• **Work order**:
In the excerpted text on switching to a job polling system, please translate the sentence "Verify on HF Spaces before removing deprecated endpoint." into Spanish.

• **Excerpted text**:
________

2. **Frontend**: Update to use new job polling system. Old sync behavior removed.
3. **Testing**: Verify on HF Spaces before removing deprecated endpoint.
4. **Cleanup**: Remove deprecated sync endpoint after validation.
## Performance Considerations
| Metric | Before (Sync) | After (Async) |
|--------|--------------|---------------|
| Initial response time | 30-60s | <1s |
| Total request count | 1 | ~15-30 (polling) |
| Timeout risk | HIGH | NONE |
| User feedback | None during wait | Progress updates |
| Network efficiency | 1 large response | Many small responses |
## Alternatives Considered
### 1. SSE (Server-Sent Events)
- **Pros**: Real-time updates, single connection
- **Cons**: Connection stays open (could still timeout), HF proxy issues possible
- **Decision**: Polling is more robust for HF Spaces constraints
### 2. WebSockets
- **Pros**: Bi-directional, real-time
- **Cons**: Known 404 issues on HF Spaces, complex
- **Decision**: Not viable on HF Spaces
### 3. Redis/Celery
- **Pros**: Production-grade, multi-worker support
- **Cons**: Not available on HF Spaces Docker
- **Decision**: In-memory sufficient for single-worker
## References
- [FastAPI Background Tasks](https://fastapi.tiangolo.com/tutorial/background-tasks/)
- [FastAPI Polling Strategy for Long-Running Tasks](https://openillumi.com/en/en-fastapi-long-task-progress-polling/)
- [Managing Background Tasks in FastAPI](https://leapcell.io/blog/managing-background-tasks-and-long-running-operations-in-fastapi)
- [Real Time Polling in React Query 2025](https://samwithcode.in/tutorial/react-js/real-time-polling-in-react-query-2025)
- [504 Gateway Timeout - HF Forums](https://discuss.huggingface.co/t/504-gateway-timeout-with-http-request/24018)
|

________

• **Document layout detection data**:
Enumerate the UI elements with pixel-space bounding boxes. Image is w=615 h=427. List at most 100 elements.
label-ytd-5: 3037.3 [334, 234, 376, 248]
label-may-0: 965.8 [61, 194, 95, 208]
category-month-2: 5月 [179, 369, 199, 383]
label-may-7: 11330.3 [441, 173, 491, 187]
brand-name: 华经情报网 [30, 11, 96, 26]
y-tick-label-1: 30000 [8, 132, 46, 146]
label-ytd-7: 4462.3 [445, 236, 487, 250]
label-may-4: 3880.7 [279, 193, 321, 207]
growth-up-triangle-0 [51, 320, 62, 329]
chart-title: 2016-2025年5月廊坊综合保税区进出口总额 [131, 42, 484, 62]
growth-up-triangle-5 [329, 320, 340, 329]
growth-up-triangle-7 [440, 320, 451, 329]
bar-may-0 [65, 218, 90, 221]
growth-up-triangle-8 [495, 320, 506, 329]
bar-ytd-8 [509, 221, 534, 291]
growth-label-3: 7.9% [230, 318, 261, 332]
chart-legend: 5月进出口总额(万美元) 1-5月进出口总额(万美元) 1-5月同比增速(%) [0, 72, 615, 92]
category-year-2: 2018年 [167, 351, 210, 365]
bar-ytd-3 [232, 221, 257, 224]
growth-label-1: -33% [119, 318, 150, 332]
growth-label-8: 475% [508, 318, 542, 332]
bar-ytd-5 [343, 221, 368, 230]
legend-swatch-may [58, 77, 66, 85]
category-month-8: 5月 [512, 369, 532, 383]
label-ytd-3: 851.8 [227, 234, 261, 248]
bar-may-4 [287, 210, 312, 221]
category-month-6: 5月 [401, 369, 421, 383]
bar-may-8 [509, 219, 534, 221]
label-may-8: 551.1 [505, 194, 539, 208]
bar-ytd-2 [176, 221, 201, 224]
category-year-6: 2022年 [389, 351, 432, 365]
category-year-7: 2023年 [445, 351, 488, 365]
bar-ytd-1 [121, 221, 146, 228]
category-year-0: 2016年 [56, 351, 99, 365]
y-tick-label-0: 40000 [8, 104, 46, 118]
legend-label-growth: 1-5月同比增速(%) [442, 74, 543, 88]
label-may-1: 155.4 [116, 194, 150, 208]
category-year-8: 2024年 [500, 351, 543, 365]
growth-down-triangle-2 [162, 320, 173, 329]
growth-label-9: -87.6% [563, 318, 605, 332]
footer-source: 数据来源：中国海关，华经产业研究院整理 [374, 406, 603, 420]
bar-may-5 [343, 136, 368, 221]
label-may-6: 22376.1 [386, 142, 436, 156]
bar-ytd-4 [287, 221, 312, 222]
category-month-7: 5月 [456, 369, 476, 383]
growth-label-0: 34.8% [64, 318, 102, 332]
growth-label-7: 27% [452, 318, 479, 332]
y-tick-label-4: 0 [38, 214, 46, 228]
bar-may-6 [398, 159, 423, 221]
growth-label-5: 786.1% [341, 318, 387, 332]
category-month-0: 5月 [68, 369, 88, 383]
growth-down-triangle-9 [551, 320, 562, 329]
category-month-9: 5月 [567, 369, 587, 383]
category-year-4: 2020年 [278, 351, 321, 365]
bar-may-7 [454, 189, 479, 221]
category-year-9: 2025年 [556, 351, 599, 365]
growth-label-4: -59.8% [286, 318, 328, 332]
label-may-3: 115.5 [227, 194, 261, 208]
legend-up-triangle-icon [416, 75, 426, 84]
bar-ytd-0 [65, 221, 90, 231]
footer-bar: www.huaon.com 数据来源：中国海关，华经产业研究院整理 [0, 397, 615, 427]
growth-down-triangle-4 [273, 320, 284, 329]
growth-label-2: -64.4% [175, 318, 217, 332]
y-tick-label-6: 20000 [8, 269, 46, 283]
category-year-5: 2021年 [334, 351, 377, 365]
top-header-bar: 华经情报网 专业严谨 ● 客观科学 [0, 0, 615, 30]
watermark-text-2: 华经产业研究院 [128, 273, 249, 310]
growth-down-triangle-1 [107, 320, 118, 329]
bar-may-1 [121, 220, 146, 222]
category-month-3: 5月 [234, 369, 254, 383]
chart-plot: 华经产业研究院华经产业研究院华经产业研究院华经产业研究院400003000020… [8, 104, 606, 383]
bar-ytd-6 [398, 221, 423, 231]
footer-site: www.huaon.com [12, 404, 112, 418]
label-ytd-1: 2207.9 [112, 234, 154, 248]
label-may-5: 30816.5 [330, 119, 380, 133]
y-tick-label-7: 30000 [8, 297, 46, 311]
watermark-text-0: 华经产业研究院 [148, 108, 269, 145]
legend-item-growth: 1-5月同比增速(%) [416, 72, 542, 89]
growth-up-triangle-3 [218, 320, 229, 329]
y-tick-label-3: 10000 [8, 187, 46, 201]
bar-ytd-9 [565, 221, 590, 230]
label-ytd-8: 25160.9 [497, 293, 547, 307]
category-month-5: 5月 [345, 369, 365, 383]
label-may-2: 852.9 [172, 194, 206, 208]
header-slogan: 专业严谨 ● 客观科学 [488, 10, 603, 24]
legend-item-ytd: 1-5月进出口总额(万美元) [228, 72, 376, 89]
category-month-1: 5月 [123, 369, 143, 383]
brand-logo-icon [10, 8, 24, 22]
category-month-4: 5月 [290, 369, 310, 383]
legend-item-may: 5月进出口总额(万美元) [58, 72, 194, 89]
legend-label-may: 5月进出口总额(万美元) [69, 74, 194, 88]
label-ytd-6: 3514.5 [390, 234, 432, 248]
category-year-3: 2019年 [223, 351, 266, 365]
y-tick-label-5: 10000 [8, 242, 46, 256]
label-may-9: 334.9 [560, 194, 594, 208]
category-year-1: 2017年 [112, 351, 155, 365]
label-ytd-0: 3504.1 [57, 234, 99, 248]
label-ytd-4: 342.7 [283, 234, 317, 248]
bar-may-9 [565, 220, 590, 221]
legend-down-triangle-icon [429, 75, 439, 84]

________

• **Completed task**:
Verifica en HF Spaces antes de eliminar el endpoint obsoleto.